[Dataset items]
= Beginning of Section =
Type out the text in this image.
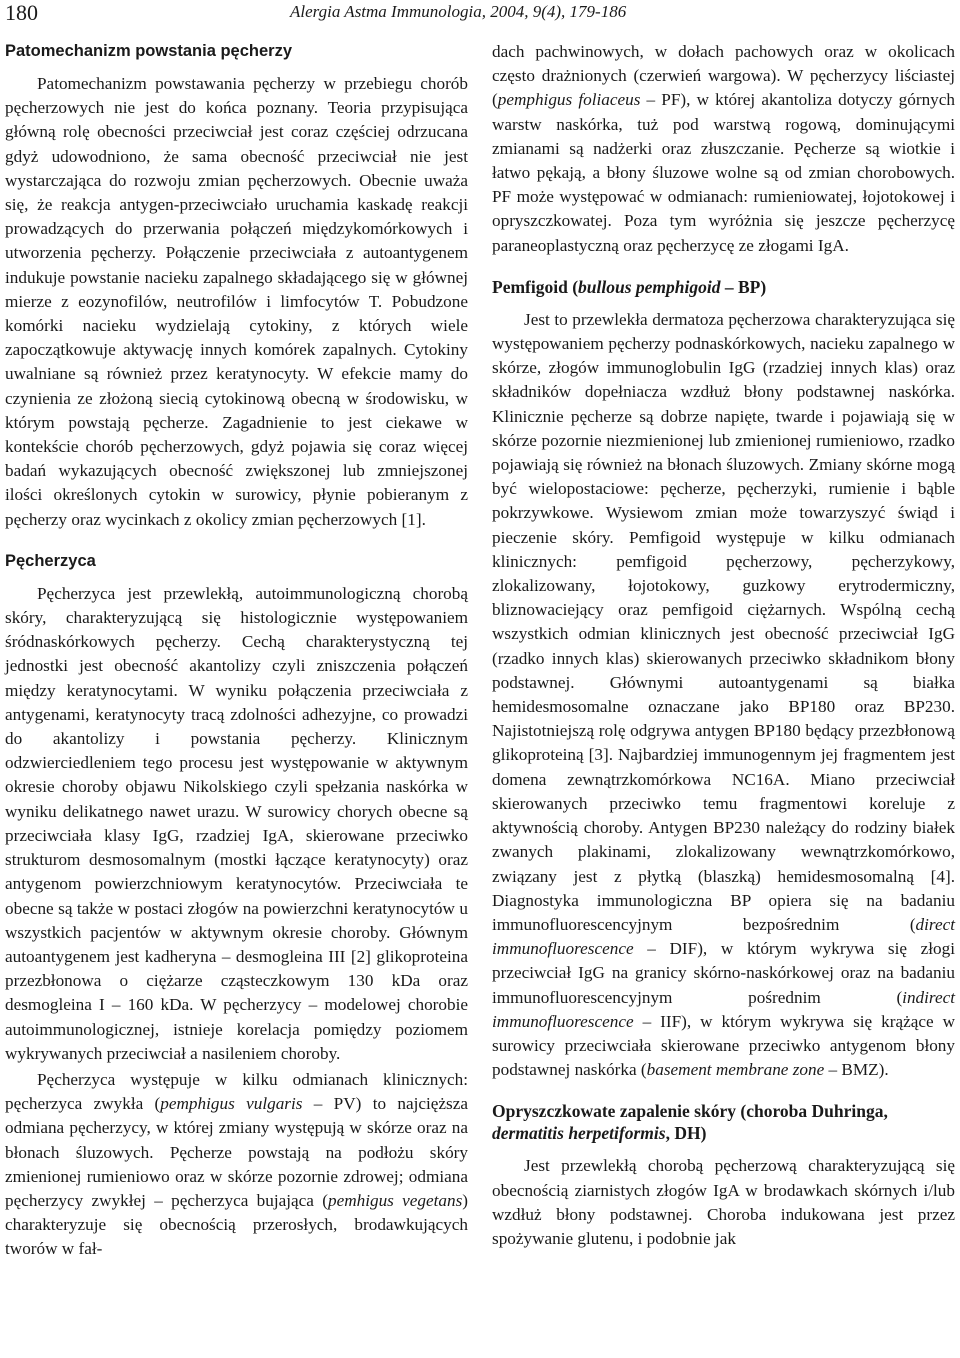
180	Alergia Astma Immunologia, 2004, 9(4), 179-186
Patomechanizm powstania pęcherzy

Patomechanizm powstawania pęcherzy w przebiegu chorób pęcherzowych nie jest do końca poznany. Teoria przypisująca główną rolę obecności przeciwciał jest coraz częściej odrzucana gdyż udowodniono, że sama obecność przeciwciał nie jest wystarczająca do rozwoju zmian pęcherzowych. Obecnie uważa się, że reakcja antygen-przeciwciało uruchamia kaskadę reakcji prowadzących do przerwania połączeń międzykomórkowych i utworzenia pęcherzy. Połączenie przeciwciała z autoantygenem indukuje powstanie nacieku zapalnego składającego się w głównej mierze z eozynofilów, neutrofilów i limfocytów T. Pobudzone komórki nacieku wydzielają cytokiny, z których wiele zapoczątkowuje aktywację innych komórek zapalnych. Cytokiny uwalniane są również przez keratynocyty. W efekcie mamy do czynienia ze złożoną siecią cytokinową obecną w środowisku, w którym powstają pęcherze. Zagadnienie to jest ciekawe w kontekście chorób pęcherzowych, gdyż pojawia się coraz więcej badań wykazujących obecność zwiększonej lub zmniejszonej ilości określonych cytokin w surowicy, płynie pobieranym z pęcherzy oraz wycinkach z okolicy zmian pęcherzowych [1].

Pęcherzyca

Pęcherzyca jest przewlekłą, autoimmunologiczną chorobą skóry, charakteryzującą się histologicznie występowaniem śródnaskórkowych pęcherzy. Cechą charakterystyczną tej jednostki jest obecność akantolizy czyli zniszczenia połączeń między keratynocytami. W wyniku połączenia przeciwciała z antygenami, keratynocyty tracą zdolności adhezyjne, co prowadzi do akantolizy i powstania pęcherzy. Klinicznym odzwierciedleniem tego procesu jest występowanie w aktywnym okresie choroby objawu Nikolskiego czyli spełzania naskórka w wyniku delikatnego nawet urazu. W surowicy chorych obecne są przeciwciała klasy IgG, rzadziej IgA, skierowane przeciwko strukturom desmosomalnym (mostki łączące keratynocyty) oraz antygenom powierzchniowym keratynocytów. Przeciwciała te obecne są także w postaci złogów na powierzchni keratynocytów u wszystkich pacjentów w aktywnym okresie choroby. Głównym autoantygenem jest kadheryna – desmogleina III [2] glikoproteina przezbłonowa o ciężarze cząsteczkowym 130 kDa oraz desmogleina I – 160 kDa. W pęcherzycy – modelowej chorobie autoimmunologicznej, istnieje korelacja pomiędzy poziomem wykrywanych przeciwciał a nasileniem choroby.

Pęcherzyca występuje w kilku odmianach klinicznych: pęcherzyca zwykła (pemphigus vulgaris – PV) to najcięższa odmiana pęcherzycy, w której zmiany występują w skórze oraz na błonach śluzowych. Pęcherze powstają na podłożu skóry zmienionej rumieniowo oraz w skórze pozornie zdrowej; odmiana pęcherzycy zwykłej – pęcherzyca bujająca (pemhigus vegetans) charakteryzuje się obecnością przerosłych, brodawkujących tworów w fał-

dach pachwinowych, w dołach pachowych oraz w okolicach często drażnionych (czerwień wargowa). W pęcherzycy liściastej (pemphigus foliaceus – PF), w której akantoliza dotyczy górnych warstw naskórka, tuż pod warstwą rogową, dominującymi zmianami są nadżerki oraz złuszczanie. Pęcherze są wiotkie i łatwo pękają, a błony śluzowe wolne są od zmian chorobowych. PF może występować w odmianach: rumieniowatej, łojotokowej i opryszczkowatej. Poza tym wyróżnia się jeszcze pęcherzycę paraneoplastyczną oraz pęcherzycę ze złogami IgA.

Pemfigoid (bullous pemphigoid – BP)

Jest to przewlekła dermatoza pęcherzowa charakteryzująca się występowaniem pęcherzy podnaskórkowych, nacieku zapalnego w skórze, złogów immunoglobulin IgG (rzadziej innych klas) oraz składników dopełniacza wzdłuż błony podstawnej naskórka. Klinicznie pęcherze są dobrze napięte, twarde i pojawiają się w skórze pozornie niezmienionej lub zmienionej rumieniowo, rzadko pojawiają się również na błonach śluzowych. Zmiany skórne mogą być wielopostaciowe: pęcherze, pęcherzyki, rumienie i bąble pokrzywkowe. Wysiewom zmian może towarzyszyć świąd i pieczenie skóry. Pemfigoid występuje w kilku odmianach klinicznych: pemfigoid pęcherzowy, pęcherzykowy, zlokalizowany, łojotokowy, guzkowy erytrodermiczny, bliznowaciejący oraz pemfigoid ciężarnych. Wspólną cechą wszystkich odmian klinicznych jest obecność przeciwciał IgG (rzadko innych klas) skierowanych przeciwko składnikom błony podstawnej. Głównymi autoantygenami są białka hemidesmosomalne oznaczane jako BP180 oraz BP230. Najistotniejszą rolę odgrywa antygen BP180 będący przezbłonową glikoproteiną [3]. Najbardziej immunogennym jej fragmentem jest domena zewnątrzkomórkowa NC16A. Miano przeciwciał skierowanych przeciwko temu fragmentowi koreluje z aktywnością choroby. Antygen BP230 należący do rodziny białek zwanych plakinami, zlokalizowany wewnątrzkomórkowo, związany jest z płytką (blaszką) hemidesmosomalną [4]. Diagnostyka immunologiczna BP opiera się na badaniu immunofluorescencyjnym bezpośrednim (direct immunofluorescence – DIF), w którym wykrywa się złogi przeciwciał IgG na granicy skórno-naskórkowej oraz na badaniu immunofluorescencyjnym pośrednim (indirect immunofluorescence – IIF), w którym wykrywa się krążące w surowicy przeciwciała skierowane przeciwko antygenom błony podstawnej naskórka (basement membrane zone – BMZ).

Opryszczkowate zapalenie skóry (choroba Duhringa, dermatitis herpetiformis, DH)

Jest przewlekłą chorobą pęcherzową charakteryzującą się obecnością ziarnistych złogów IgA w brodawkach skórnych i/lub wzdłuż błony podstawnej. Choroba indukowana jest przez spożywanie glutenu, i podobnie jak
= End of Section =
## Aim of the exercise
Retype the data word for word, please, and keep the images out.

## Worked solution
Type out the text in this image.
180	Alergia Astma Immunologia, 2004, 9(4), 179-186
Patomechanizm powstania pęcherzy

Patomechanizm powstawania pęcherzy w przebiegu chorób pęcherzowych nie jest do końca poznany. Teoria przypisująca główną rolę obecności przeciwciał jest coraz częściej odrzucana gdyż udowodniono, że sama obecność przeciwciał nie jest wystarczająca do rozwoju zmian pęcherzowych. Obecnie uważa się, że reakcja antygen-przeciwciało uruchamia kaskadę reakcji prowadzących do przerwania połączeń międzykomórkowych i utworzenia pęcherzy. Połączenie przeciwciała z autoantygenem indukuje powstanie nacieku zapalnego składającego się w głównej mierze z eozynofilów, neutrofilów i limfocytów T. Pobudzone komórki nacieku wydzielają cytokiny, z których wiele zapoczątkowuje aktywację innych komórek zapalnych. Cytokiny uwalniane są również przez keratynocyty. W efekcie mamy do czynienia ze złożoną siecią cytokinową obecną w środowisku, w którym powstają pęcherze. Zagadnienie to jest ciekawe w kontekście chorób pęcherzowych, gdyż pojawia się coraz więcej badań wykazujących obecność zwiększonej lub zmniejszonej ilości określonych cytokin w surowicy, płynie pobieranym z pęcherzy oraz wycinkach z okolicy zmian pęcherzowych [1].

Pęcherzyca

Pęcherzyca jest przewlekłą, autoimmunologiczną chorobą skóry, charakteryzującą się histologicznie występowaniem śródnaskórkowych pęcherzy. Cechą charakterystyczną tej jednostki jest obecność akantolizy czyli zniszczenia połączeń między keratynocytami. W wyniku połączenia przeciwciała z antygenami, keratynocyty tracą zdolności adhezyjne, co prowadzi do akantolizy i powstania pęcherzy. Klinicznym odzwierciedleniem tego procesu jest występowanie w aktywnym okresie choroby objawu Nikolskiego czyli spełzania naskórka w wyniku delikatnego nawet urazu. W surowicy chorych obecne są przeciwciała klasy IgG, rzadziej IgA, skierowane przeciwko strukturom desmosomalnym (mostki łączące keratynocyty) oraz antygenom powierzchniowym keratynocytów. Przeciwciała te obecne są także w postaci złogów na powierzchni keratynocytów u wszystkich pacjentów w aktywnym okresie choroby. Głównym autoantygenem jest kadheryna – desmogleina III [2] glikoproteina przezbłonowa o ciężarze cząsteczkowym 130 kDa oraz desmogleina I – 160 kDa. W pęcherzycy – modelowej chorobie autoimmunologicznej, istnieje korelacja pomiędzy poziomem wykrywanych przeciwciał a nasileniem choroby.

Pęcherzyca występuje w kilku odmianach klinicznych: pęcherzyca zwykła (pemphigus vulgaris – PV) to najcięższa odmiana pęcherzycy, w której zmiany występują w skórze oraz na błonach śluzowych. Pęcherze powstają na podłożu skóry zmienionej rumieniowo oraz w skórze pozornie zdrowej; odmiana pęcherzycy zwykłej – pęcherzyca bujająca (pemhigus vegetans) charakteryzuje się obecnością przerosłych, brodawkujących tworów w fał-

dach pachwinowych, w dołach pachowych oraz w okolicach często drażnionych (czerwień wargowa). W pęcherzycy liściastej (pemphigus foliaceus – PF), w której akantoliza dotyczy górnych warstw naskórka, tuż pod warstwą rogową, dominującymi zmianami są nadżerki oraz złuszczanie. Pęcherze są wiotkie i łatwo pękają, a błony śluzowe wolne są od zmian chorobowych. PF może występować w odmianach: rumieniowatej, łojotokowej i opryszczkowatej. Poza tym wyróżnia się jeszcze pęcherzycę paraneoplastyczną oraz pęcherzycę ze złogami IgA.

Pemfigoid (bullous pemphigoid – BP)

Jest to przewlekła dermatoza pęcherzowa charakteryzująca się występowaniem pęcherzy podnaskórkowych, nacieku zapalnego w skórze, złogów immunoglobulin IgG (rzadziej innych klas) oraz składników dopełniacza wzdłuż błony podstawnej naskórka. Klinicznie pęcherze są dobrze napięte, twarde i pojawiają się w skórze pozornie niezmienionej lub zmienionej rumieniowo, rzadko pojawiają się również na błonach śluzowych. Zmiany skórne mogą być wielopostaciowe: pęcherze, pęcherzyki, rumienie i bąble pokrzywkowe. Wysiewom zmian może towarzyszyć świąd i pieczenie skóry. Pemfigoid występuje w kilku odmianach klinicznych: pemfigoid pęcherzowy, pęcherzykowy, zlokalizowany, łojotokowy, guzkowy erytrodermiczny, bliznowaciejący oraz pemfigoid ciężarnych. Wspólną cechą wszystkich odmian klinicznych jest obecność przeciwciał IgG (rzadko innych klas) skierowanych przeciwko składnikom błony podstawnej. Głównymi autoantygenami są białka hemidesmosomalne oznaczane jako BP180 oraz BP230. Najistotniejszą rolę odgrywa antygen BP180 będący przezbłonową glikoproteiną [3]. Najbardziej immunogennym jej fragmentem jest domena zewnątrzkomórkowa NC16A. Miano przeciwciał skierowanych przeciwko temu fragmentowi koreluje z aktywnością choroby. Antygen BP230 należący do rodziny białek zwanych plakinami, zlokalizowany wewnątrzkomórkowo, związany jest z płytką (blaszką) hemidesmosomalną [4]. Diagnostyka immunologiczna BP opiera się na badaniu immunofluorescencyjnym bezpośrednim (direct immunofluorescence – DIF), w którym wykrywa się złogi przeciwciał IgG na granicy skórno-naskórkowej oraz na badaniu immunofluorescencyjnym pośrednim (indirect immunofluorescence – IIF), w którym wykrywa się krążące w surowicy przeciwciała skierowane przeciwko antygenom błony podstawnej naskórka (basement membrane zone – BMZ).

Opryszczkowate zapalenie skóry (choroba Duhringa, dermatitis herpetiformis, DH)

Jest przewlekłą chorobą pęcherzową charakteryzującą się obecnością ziarnistych złogów IgA w brodawkach skórnych i/lub wzdłuż błony podstawnej. Choroba indukowana jest przez spożywanie glutenu, i podobnie jak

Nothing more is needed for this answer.